Supplied material |
[start]

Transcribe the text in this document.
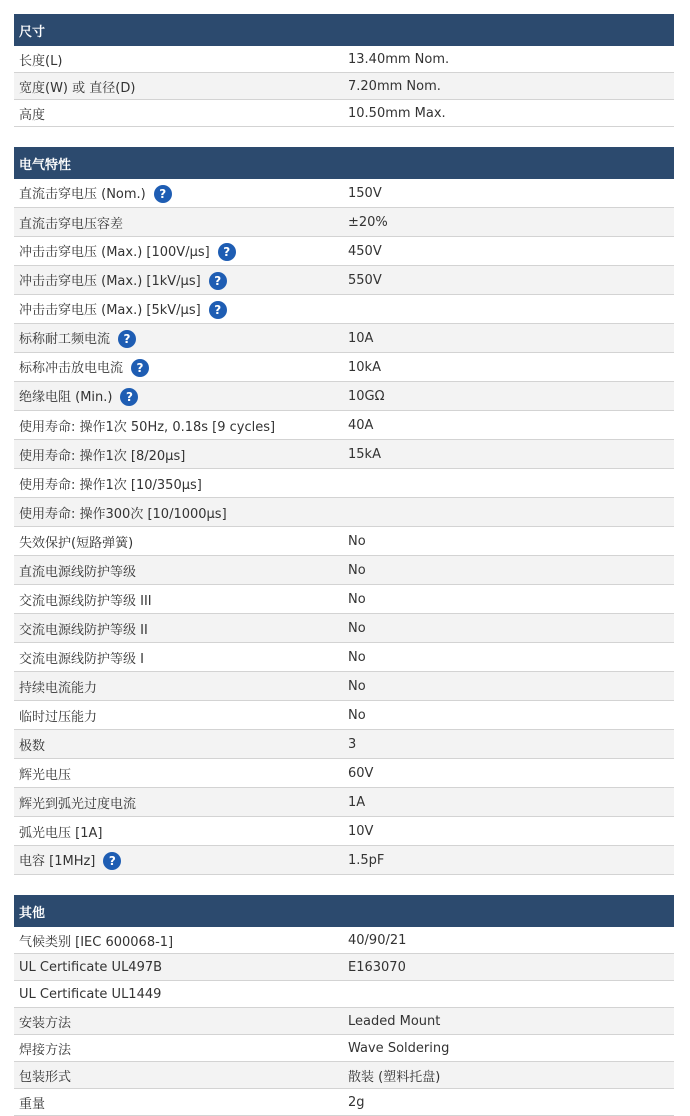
尺寸	
长度(L)	13.40mm Nom.
宽度(W) 或 直径(D)	7.20mm Nom.
高度	10.50mm Max.
电气特性	
直流击穿电压 (Nom.) ?	150V
直流击穿电压容差	±20%
冲击击穿电压 (Max.) [100V/µs] ?	450V
冲击击穿电压 (Max.) [1kV/µs] ?	550V
冲击击穿电压 (Max.) [5kV/µs] ?	
标称耐工频电流 ?	10A
标称冲击放电电流 ?	10kA
绝缘电阻 (Min.) ?	10GΩ
使用寿命: 操作1次 50Hz, 0.18s [9 cycles]	40A
使用寿命: 操作1次 [8/20µs]	15kA
使用寿命: 操作1次 [10/350µs]	
使用寿命: 操作300次 [10/1000µs]	
失效保护(短路弹簧)	No
直流电源线防护等级	No
交流电源线防护等级 III	No
交流电源线防护等级 II	No
交流电源线防护等级 I	No
持续电流能力	No
临时过压能力	No
极数	3
辉光电压	60V
辉光到弧光过度电流	1A
弧光电压 [1A]	10V
电容 [1MHz] ?	1.5pF
其他	
气候类别 [IEC 600068-1]	40/90/21
UL Certificate UL497B	E163070
UL Certificate UL1449	
安装方法	Leaded Mount
焊接方法	Wave Soldering
包装形式	散装 (塑料托盘)
重量	2g
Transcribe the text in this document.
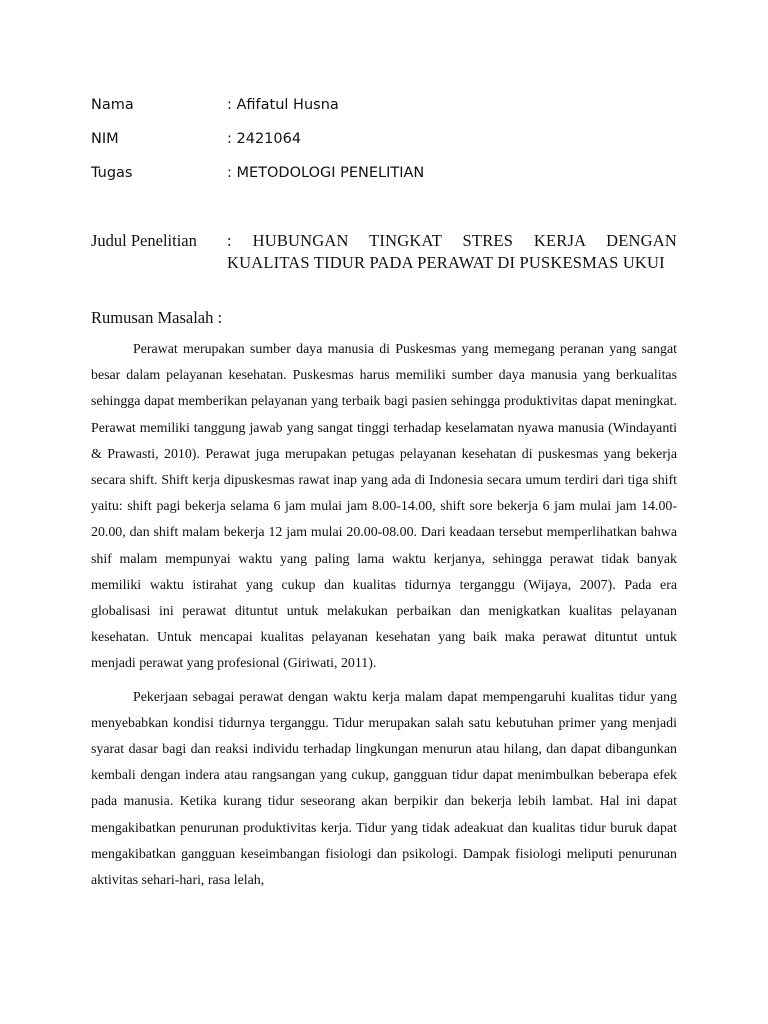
Nama	: Afifatul Husna
NIM	: 2421064
Tugas	: METODOLOGI PENELITIAN
Judul Penelitian : HUBUNGAN TINGKAT STRES KERJA DENGAN KUALITAS TIDUR PADA PERAWAT DI PUSKESMAS UKUI
Rumusan Masalah :

Perawat merupakan sumber daya manusia di Puskesmas yang memegang peranan yang sangat besar dalam pelayanan kesehatan. Puskesmas harus memiliki sumber daya manusia yang berkualitas sehingga dapat memberikan pelayanan yang terbaik bagi pasien sehingga produktivitas dapat meningkat. Perawat memiliki tanggung jawab yang sangat tinggi terhadap keselamatan nyawa manusia (Windayanti & Prawasti, 2010). Perawat juga merupakan petugas pelayanan kesehatan di puskesmas yang bekerja secara shift. Shift kerja dipuskesmas rawat inap yang ada di Indonesia secara umum terdiri dari tiga shift yaitu: shift pagi bekerja selama 6 jam mulai jam 8.00-14.00, shift sore bekerja 6 jam mulai jam 14.00-20.00, dan shift malam bekerja 12 jam mulai 20.00-08.00. Dari keadaan tersebut memperlihatkan bahwa shif malam mempunyai waktu yang paling lama waktu kerjanya, sehingga perawat tidak banyak memiliki waktu istirahat yang cukup dan kualitas tidurnya terganggu (Wijaya, 2007). Pada era globalisasi ini perawat dituntut untuk melakukan perbaikan dan menigkatkan kualitas pelayanan kesehatan. Untuk mencapai kualitas pelayanan kesehatan yang baik maka perawat dituntut untuk menjadi perawat yang profesional (Giriwati, 2011).

Pekerjaan sebagai perawat dengan waktu kerja malam dapat mempengaruhi kualitas tidur yang menyebabkan kondisi tidurnya terganggu. Tidur merupakan salah satu kebutuhan primer yang menjadi syarat dasar bagi dan reaksi individu terhadap lingkungan menurun atau hilang, dan dapat dibangunkan kembali dengan indera atau rangsangan yang cukup, gangguan tidur dapat menimbulkan beberapa efek pada manusia. Ketika kurang tidur seseorang akan berpikir dan bekerja lebih lambat. Hal ini dapat mengakibatkan penurunan produktivitas kerja. Tidur yang tidak adeakuat dan kualitas tidur buruk dapat mengakibatkan gangguan keseimbangan fisiologi dan psikologi. Dampak fisiologi meliputi penurunan aktivitas sehari-hari, rasa lelah,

[end]

Instructions to follow |
Copy out the records above in full, exactly as written, but not the pictures.

Result for this task |
Transcribe the text in this document.
尺寸	
长度(L)	13.40mm Nom.
宽度(W) 或 直径(D)	7.20mm Nom.
高度	10.50mm Max.
电气特性	
直流击穿电压 (Nom.) ?	150V
直流击穿电压容差	±20%
冲击击穿电压 (Max.) [100V/µs] ?	450V
冲击击穿电压 (Max.) [1kV/µs] ?	550V
冲击击穿电压 (Max.) [5kV/µs] ?	
标称耐工频电流 ?	10A
标称冲击放电电流 ?	10kA
绝缘电阻 (Min.) ?	10GΩ
使用寿命: 操作1次 50Hz, 0.18s [9 cycles]	40A
使用寿命: 操作1次 [8/20µs]	15kA
使用寿命: 操作1次 [10/350µs]	
使用寿命: 操作300次 [10/1000µs]	
失效保护(短路弹簧)	No
直流电源线防护等级	No
交流电源线防护等级 III	No
交流电源线防护等级 II	No
交流电源线防护等级 I	No
持续电流能力	No
临时过压能力	No
极数	3
辉光电压	60V
辉光到弧光过度电流	1A
弧光电压 [1A]	10V
电容 [1MHz] ?	1.5pF
其他	
气候类别 [IEC 600068-1]	40/90/21
UL Certificate UL497B	E163070
UL Certificate UL1449	
安装方法	Leaded Mount
焊接方法	Wave Soldering
包装形式	散装 (塑料托盘)
重量	2g
Transcribe the text in this document.
Nama	: Afifatul Husna
NIM	: 2421064
Tugas	: METODOLOGI PENELITIAN
Judul Penelitian : HUBUNGAN TINGKAT STRES KERJA DENGAN KUALITAS TIDUR PADA PERAWAT DI PUSKESMAS UKUI
Rumusan Masalah :

Perawat merupakan sumber daya manusia di Puskesmas yang memegang peranan yang sangat besar dalam pelayanan kesehatan. Puskesmas harus memiliki sumber daya manusia yang berkualitas sehingga dapat memberikan pelayanan yang terbaik bagi pasien sehingga produktivitas dapat meningkat. Perawat memiliki tanggung jawab yang sangat tinggi terhadap keselamatan nyawa manusia (Windayanti & Prawasti, 2010). Perawat juga merupakan petugas pelayanan kesehatan di puskesmas yang bekerja secara shift. Shift kerja dipuskesmas rawat inap yang ada di Indonesia secara umum terdiri dari tiga shift yaitu: shift pagi bekerja selama 6 jam mulai jam 8.00-14.00, shift sore bekerja 6 jam mulai jam 14.00-20.00, dan shift malam bekerja 12 jam mulai 20.00-08.00. Dari keadaan tersebut memperlihatkan bahwa shif malam mempunyai waktu yang paling lama waktu kerjanya, sehingga perawat tidak banyak memiliki waktu istirahat yang cukup dan kualitas tidurnya terganggu (Wijaya, 2007). Pada era globalisasi ini perawat dituntut untuk melakukan perbaikan dan menigkatkan kualitas pelayanan kesehatan. Untuk mencapai kualitas pelayanan kesehatan yang baik maka perawat dituntut untuk menjadi perawat yang profesional (Giriwati, 2011).

Pekerjaan sebagai perawat dengan waktu kerja malam dapat mempengaruhi kualitas tidur yang menyebabkan kondisi tidurnya terganggu. Tidur merupakan salah satu kebutuhan primer yang menjadi syarat dasar bagi dan reaksi individu terhadap lingkungan menurun atau hilang, dan dapat dibangunkan kembali dengan indera atau rangsangan yang cukup, gangguan tidur dapat menimbulkan beberapa efek pada manusia. Ketika kurang tidur seseorang akan berpikir dan bekerja lebih lambat. Hal ini dapat mengakibatkan penurunan produktivitas kerja. Tidur yang tidak adeakuat dan kualitas tidur buruk dapat mengakibatkan gangguan keseimbangan fisiologi dan psikologi. Dampak fisiologi meliputi penurunan aktivitas sehari-hari, rasa lelah,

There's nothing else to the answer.